> _PROBLEM STATEMENT_: Which employment type does the salary analysis passage say has the lowest average salary?

> _SOURCE PASSAGE_:
4.2.2 visualization with Line Plot

Create a visualization from the aggregation table as above

Plot2 <- ggplot(data = Q2, aes(x = work_year, y = salary_in_usd, color = experience_level)) +
  geom_line(aes(group = experience_level)) +
  ggtitle("Trend Salary by experience_level") 
Plot2

Insight :

  1. Based on trend of average income, for Entry-level, mid-level, and senior occured decline in 2021 and continue to increase until 2023.
  2. from executive level decrease in 2023, but it was not significant.

4.3 🏄 Range salary in USD based on work_setting.

4.3.1 Aggregation Table

Create an aggregation table to determine range of average income based on employment_type

Q3 <- jobsdata_clean %>% 
select(employment_type, salary_in_usd) %>%
group_by(employment_type) %>% 
arrange(-salary_in_usd) %>% 
  mutate(labeling = glue("employment_type: {employment_type}
                          Salary: {salary_in_usd}"))
  
head(Q3)

4.3.2 visualization with Boxplot

Create a visualization from the aggregation table as above

Plot3 <- Q3 %>%
  ggplot( aes(x=employment_type, y=salary_in_usd, fill=employment_type,label = labeling)) +
    geom_boxplot() +
    theme(
      legend.position="none",
      plot.title = element_text(size=11)
    ) +
    ggtitle("Range Salary by Employment_type") +
    xlab("Employment_type")
ggplotly(Plot3, tooltip = "label")

Insight :

  1. Employe with status full-time is the highest average salary among other with avarage min salary in 144,000 USD and max in 450,000 USD.
  2. Freelance is the lowest avarage salary from the others but still includes a promising income with an average salary of 50,000 USD/project
  3. Avarage salary from freelance and part-time not significantly different.

4.5 🏄 The percentage of work_setting in the data job field.

4.5.1 Aggregation Table

Create an aggregation table to determine percentage of work_setting.

> _EXTRACTED DATA_:
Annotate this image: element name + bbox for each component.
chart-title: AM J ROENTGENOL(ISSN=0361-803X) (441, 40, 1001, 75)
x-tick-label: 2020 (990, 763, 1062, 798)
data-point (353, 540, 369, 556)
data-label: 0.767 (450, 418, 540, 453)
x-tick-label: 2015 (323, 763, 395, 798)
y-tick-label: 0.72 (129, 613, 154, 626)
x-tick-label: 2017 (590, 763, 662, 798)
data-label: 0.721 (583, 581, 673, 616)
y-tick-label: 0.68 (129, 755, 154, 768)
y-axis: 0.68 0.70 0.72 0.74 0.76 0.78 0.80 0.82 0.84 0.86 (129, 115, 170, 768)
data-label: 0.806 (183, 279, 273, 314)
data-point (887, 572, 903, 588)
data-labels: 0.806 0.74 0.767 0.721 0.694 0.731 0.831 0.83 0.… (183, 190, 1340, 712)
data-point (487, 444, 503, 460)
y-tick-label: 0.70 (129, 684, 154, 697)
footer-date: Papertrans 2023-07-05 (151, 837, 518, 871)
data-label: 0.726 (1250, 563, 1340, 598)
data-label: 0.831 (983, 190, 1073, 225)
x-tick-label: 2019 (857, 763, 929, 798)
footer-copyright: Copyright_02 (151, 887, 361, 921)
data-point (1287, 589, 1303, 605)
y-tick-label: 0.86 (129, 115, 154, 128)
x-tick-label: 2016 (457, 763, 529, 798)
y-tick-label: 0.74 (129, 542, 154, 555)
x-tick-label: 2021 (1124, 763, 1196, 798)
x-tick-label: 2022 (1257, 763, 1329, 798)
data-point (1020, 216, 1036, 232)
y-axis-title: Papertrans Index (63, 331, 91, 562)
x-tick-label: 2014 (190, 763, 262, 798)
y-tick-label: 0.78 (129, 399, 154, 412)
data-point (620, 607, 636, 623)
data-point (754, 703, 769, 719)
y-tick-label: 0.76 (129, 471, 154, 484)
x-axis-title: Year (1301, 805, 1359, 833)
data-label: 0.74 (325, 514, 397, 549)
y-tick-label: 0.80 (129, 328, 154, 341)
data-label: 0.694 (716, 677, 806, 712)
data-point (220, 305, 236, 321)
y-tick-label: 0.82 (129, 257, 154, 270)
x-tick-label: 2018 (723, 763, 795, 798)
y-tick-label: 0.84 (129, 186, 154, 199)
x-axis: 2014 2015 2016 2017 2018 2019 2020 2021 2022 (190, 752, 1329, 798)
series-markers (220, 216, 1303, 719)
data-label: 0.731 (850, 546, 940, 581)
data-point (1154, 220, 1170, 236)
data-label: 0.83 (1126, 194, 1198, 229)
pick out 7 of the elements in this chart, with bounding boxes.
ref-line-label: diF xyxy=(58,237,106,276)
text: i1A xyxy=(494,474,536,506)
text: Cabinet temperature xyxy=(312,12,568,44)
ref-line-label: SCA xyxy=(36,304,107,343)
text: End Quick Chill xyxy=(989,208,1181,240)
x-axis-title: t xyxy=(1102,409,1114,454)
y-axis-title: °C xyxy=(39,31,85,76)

> _SOLUTION FOR THIS PROBLEM_: Freelance